→ **EXERCISE**: Repeat the records below word for word, starting at their first line and ending with the line that contains "legend-label: python: [150, 103, 206, 122]".

Layout element annotations:
>>
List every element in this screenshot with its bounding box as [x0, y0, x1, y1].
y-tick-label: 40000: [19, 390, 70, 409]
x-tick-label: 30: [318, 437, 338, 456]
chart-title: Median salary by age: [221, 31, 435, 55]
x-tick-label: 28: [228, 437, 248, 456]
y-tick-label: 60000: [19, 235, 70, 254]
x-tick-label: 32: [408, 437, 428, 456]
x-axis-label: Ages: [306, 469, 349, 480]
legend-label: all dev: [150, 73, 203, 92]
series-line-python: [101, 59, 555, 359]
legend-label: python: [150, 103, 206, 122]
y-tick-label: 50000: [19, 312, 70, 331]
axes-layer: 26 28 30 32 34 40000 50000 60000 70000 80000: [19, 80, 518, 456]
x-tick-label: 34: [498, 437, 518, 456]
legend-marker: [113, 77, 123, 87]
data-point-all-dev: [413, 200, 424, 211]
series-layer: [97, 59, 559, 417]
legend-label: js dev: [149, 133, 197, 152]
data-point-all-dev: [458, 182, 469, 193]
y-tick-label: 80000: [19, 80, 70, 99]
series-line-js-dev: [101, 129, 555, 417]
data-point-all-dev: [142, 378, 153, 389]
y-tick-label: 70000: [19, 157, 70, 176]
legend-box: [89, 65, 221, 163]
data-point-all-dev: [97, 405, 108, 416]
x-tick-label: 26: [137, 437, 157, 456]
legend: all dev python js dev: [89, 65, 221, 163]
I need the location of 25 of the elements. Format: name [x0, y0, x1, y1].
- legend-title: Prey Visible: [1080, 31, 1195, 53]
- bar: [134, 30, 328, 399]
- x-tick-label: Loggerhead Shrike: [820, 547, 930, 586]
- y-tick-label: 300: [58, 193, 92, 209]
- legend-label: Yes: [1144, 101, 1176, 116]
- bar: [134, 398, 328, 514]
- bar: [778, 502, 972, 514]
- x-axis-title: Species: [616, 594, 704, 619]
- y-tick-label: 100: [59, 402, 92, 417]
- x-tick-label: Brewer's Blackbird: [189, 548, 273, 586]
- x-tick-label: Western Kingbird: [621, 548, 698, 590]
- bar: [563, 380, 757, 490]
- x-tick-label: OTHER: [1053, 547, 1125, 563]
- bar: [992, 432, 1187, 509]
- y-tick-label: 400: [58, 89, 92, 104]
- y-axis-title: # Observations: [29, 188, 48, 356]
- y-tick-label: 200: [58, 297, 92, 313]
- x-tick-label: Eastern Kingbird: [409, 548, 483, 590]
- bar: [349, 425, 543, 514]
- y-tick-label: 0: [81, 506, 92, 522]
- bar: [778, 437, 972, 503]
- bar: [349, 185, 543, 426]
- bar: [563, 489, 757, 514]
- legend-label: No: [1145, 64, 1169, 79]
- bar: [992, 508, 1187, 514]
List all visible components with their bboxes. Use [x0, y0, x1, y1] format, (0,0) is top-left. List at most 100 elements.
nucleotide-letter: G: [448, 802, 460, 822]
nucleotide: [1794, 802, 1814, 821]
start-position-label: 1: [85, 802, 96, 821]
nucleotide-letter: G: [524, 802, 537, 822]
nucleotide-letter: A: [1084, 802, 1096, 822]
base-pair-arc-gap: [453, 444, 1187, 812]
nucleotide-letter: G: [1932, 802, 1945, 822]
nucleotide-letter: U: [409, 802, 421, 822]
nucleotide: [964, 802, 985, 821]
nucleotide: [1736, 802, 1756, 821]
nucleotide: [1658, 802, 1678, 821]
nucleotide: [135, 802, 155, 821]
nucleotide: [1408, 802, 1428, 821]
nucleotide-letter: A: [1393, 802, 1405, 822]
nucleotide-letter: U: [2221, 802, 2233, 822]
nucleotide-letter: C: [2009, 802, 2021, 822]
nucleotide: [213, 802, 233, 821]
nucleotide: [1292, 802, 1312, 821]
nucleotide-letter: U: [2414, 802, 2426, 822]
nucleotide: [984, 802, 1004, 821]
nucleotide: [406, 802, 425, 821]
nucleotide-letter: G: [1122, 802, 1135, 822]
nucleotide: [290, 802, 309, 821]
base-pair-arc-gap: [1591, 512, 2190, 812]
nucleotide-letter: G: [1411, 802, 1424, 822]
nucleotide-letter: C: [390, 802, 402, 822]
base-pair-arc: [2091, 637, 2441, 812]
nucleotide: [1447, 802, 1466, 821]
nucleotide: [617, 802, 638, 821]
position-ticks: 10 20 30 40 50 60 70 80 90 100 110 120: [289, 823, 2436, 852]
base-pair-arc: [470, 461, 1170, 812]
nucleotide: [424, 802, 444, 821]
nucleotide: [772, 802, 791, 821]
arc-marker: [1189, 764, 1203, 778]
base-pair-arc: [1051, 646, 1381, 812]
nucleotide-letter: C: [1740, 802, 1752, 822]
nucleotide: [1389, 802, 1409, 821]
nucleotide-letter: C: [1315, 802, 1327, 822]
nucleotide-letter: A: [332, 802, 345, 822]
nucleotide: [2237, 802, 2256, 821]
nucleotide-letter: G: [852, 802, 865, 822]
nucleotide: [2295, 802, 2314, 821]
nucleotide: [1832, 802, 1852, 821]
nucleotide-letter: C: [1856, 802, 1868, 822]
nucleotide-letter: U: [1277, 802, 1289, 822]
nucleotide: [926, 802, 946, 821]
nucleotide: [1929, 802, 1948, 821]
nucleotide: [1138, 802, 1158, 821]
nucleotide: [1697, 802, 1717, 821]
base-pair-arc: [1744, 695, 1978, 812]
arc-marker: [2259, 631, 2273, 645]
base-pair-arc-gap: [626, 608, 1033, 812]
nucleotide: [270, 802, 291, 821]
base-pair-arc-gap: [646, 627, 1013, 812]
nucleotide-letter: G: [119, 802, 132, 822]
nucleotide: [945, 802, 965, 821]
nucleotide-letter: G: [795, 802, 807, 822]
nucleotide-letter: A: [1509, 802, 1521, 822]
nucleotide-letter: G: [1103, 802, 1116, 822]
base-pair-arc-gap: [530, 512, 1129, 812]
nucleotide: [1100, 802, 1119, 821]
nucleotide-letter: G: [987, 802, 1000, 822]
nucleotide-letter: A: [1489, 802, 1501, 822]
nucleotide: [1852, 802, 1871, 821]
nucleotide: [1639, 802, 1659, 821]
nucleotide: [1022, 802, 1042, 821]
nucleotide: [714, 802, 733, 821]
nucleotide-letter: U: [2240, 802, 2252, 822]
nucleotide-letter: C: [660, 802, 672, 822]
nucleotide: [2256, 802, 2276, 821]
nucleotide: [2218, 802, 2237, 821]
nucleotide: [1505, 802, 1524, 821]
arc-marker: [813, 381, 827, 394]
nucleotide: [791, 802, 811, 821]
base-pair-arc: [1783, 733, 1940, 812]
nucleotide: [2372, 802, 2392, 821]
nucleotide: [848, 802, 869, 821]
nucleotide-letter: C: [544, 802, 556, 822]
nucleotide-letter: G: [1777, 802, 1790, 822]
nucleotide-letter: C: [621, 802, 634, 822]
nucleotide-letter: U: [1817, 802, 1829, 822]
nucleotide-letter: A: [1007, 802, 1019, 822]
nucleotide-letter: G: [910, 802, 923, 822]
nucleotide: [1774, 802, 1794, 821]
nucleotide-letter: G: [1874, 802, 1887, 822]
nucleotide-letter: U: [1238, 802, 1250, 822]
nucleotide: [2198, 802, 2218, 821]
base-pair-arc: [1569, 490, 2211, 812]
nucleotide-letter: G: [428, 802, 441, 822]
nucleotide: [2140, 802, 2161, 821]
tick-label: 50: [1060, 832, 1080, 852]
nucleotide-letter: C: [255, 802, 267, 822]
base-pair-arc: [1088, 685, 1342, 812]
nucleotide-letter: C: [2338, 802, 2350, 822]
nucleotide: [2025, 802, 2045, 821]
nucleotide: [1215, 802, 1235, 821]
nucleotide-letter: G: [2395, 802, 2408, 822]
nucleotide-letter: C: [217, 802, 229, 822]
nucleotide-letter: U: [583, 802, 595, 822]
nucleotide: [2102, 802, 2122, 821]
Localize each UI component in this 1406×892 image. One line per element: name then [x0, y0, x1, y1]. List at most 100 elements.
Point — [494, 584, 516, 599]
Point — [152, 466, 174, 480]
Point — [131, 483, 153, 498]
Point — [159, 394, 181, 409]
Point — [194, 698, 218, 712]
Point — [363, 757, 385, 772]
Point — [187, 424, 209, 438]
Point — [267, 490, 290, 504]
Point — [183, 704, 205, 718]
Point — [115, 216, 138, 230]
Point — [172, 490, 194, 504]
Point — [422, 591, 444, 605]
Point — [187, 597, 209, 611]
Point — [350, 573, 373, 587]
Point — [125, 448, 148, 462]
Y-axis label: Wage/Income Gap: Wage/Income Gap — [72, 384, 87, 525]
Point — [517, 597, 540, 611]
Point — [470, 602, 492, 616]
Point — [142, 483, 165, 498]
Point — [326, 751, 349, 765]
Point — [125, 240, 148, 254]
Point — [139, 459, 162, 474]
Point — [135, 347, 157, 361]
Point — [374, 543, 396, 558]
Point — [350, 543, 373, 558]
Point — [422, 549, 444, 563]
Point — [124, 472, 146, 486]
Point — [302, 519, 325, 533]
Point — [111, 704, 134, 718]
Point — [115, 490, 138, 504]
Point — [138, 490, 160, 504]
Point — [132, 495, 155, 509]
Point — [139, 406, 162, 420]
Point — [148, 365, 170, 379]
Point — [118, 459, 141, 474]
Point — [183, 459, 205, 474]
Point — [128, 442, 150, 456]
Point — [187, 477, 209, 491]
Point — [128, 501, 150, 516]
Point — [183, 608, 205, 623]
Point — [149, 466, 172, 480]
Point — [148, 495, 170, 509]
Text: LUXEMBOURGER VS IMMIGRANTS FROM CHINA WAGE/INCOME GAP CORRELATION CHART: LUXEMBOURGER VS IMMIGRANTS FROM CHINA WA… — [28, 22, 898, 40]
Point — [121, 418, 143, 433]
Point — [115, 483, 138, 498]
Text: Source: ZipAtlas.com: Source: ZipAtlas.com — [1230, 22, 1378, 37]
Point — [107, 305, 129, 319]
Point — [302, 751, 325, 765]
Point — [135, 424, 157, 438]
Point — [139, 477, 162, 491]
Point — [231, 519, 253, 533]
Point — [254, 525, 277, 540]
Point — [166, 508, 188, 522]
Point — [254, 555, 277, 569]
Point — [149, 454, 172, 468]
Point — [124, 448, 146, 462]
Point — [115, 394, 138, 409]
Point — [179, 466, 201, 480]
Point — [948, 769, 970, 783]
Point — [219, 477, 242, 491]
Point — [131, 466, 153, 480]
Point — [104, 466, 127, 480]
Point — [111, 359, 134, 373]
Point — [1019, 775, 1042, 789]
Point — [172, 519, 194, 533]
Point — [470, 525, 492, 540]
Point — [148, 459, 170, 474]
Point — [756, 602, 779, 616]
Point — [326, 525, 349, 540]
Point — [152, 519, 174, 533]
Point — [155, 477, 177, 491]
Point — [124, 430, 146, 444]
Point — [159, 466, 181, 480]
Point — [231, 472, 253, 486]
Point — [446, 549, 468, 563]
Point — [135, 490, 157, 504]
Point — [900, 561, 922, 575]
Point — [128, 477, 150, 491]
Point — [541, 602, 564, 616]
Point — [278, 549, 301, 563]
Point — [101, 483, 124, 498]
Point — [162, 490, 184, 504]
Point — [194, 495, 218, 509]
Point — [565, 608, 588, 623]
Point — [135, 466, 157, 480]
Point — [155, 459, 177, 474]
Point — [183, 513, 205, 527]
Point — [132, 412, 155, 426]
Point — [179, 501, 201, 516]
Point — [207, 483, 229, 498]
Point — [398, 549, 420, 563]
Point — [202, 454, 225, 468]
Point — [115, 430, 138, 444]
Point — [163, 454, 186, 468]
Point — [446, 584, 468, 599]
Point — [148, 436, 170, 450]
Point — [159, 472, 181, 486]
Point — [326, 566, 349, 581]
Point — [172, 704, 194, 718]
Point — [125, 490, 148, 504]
<<
→ **OUTPUT OF THE TASK**:
List every element in this screenshot with its bounding box as [x0, y0, x1, y1].
y-tick-label: 40000: [19, 390, 70, 409]
x-tick-label: 30: [318, 437, 338, 456]
chart-title: Median salary by age: [221, 31, 435, 55]
x-tick-label: 28: [228, 437, 248, 456]
y-tick-label: 60000: [19, 235, 70, 254]
x-tick-label: 32: [408, 437, 428, 456]
x-axis-label: Ages: [306, 469, 349, 480]
legend-label: all dev: [150, 73, 203, 92]
series-line-python: [101, 59, 555, 359]
legend-label: python: [150, 103, 206, 122]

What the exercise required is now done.